Not by itself like this. I just wanted to test this and confirm my
suspicion, which it did.

For a real patch, it should look something like this:

diff --git a/drivers/usb/dwc3/gadget.c b/drivers/usb/dwc3/gadget.c
index 3e75eaa13abc..fb070a3237a8 100644
--- a/drivers/usb/dwc3/gadget.c
+++ b/drivers/usb/dwc3/gadget.c
@@ -2104,7 +2104,13 @@ static int __dwc3_gadget_start_isoc(struct dwc3_ep *dep)
        }
 
        for (i = 0; i < DWC3_ISOC_MAX_RETRIES; i++) {
-               dep->frame_number = DWC3_ALIGN_FRAME(dep, i + 1);
+               int future_interval = i + 1;
+
+               /* Give the controller at least 500us to schedule transfer */
+               if (desc->bInterval < 3)
+                       future_interval += 3 - desc->bInterval;
+
+               dep->frame_number = DWC3_ALIGN_FRAME(dep, future_interval);
 
                ret = __dwc3_gadget_kick_transfer(dep);
                if (ret != -EAGAIN)
□ □ □ □ □
**Task instructions:**
A: Based on the reply about the dwc3 isochronous patch, answer yes or no to each statement below, and quote the words from the reply that decide it.
(i) The proposed change is made to drivers/usb/dwc3/gadget.c.
(ii) The added code lengthens the future interval for every value of bInterval.
(iii) The writer's test disproved the writer's suspicion.
B: Answer these questions from the reply about the dwc3 isochronous patch:
(i) Which variable does the patch declare inside the for loop, and what is its initial value?
(ii) What minimum time does the added comment say the controller is given to schedule the transfer?
(iii) Which function's return value is assigned to ret?
C: Continue the reply about the dwc3 isochronous patch from its final line.

**Raw data:**
□ □ □ □ □
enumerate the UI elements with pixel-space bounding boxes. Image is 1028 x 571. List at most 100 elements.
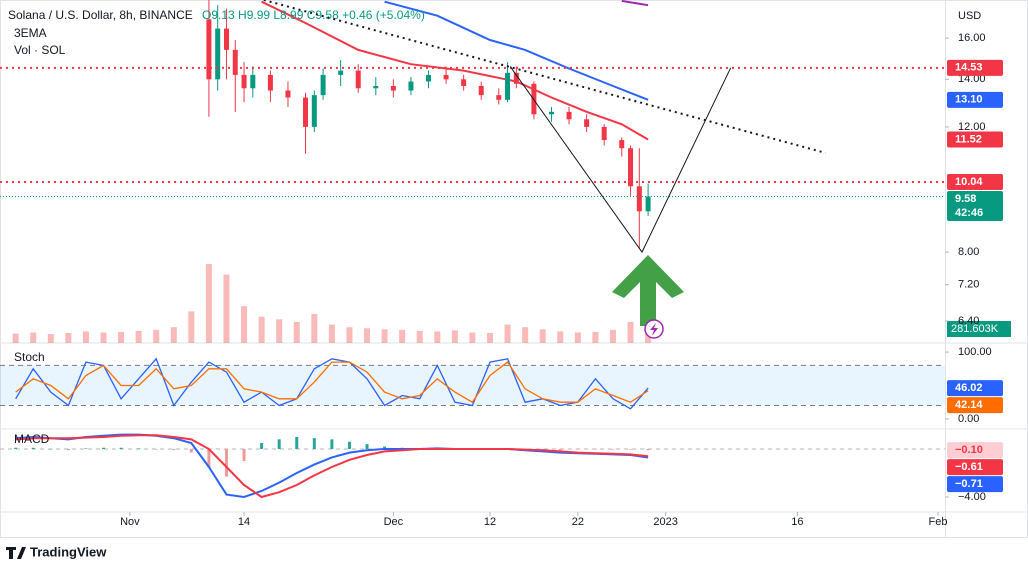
□ □ □ □ □
**Results by task:**
A:
(i) Yes: "diff --git a/drivers/usb/dwc3/gadget.c b/drivers/usb/dwc3/gadget.c"
(ii) No: "if (desc->bInterval < 3)"
(iii) No: "confirm my suspicion, which it did."

B:
(i) future_interval, initialized to i + 1.
(ii) At least 500us.
(iii) __dwc3_gadget_kick_transfer(dep).

C:
>> Also, there's another issue in the dwc3 driver. Currently it checks the
>> event status and reported it to all the requests. I notice that you (or
>> the device UVC) don't set interrupt for every request but about every
>> 10th request? Not all of the completed requests failed with missed isoc,
>> but the interrupt event status incorrectly set -18 for all of them. The
>> dwc3 driver should check the TRB status for each individual TRB and
>> return the proper status to the associated request.
> 
> Oh! This is where the multiple -18 are coming from. I did not have time
> to look for that. But it totally makes sense.
> 

If you're up to creating a patch to fix it, I'll be glad to review it.
If not, it'll be on my to-do list (which may take awhile).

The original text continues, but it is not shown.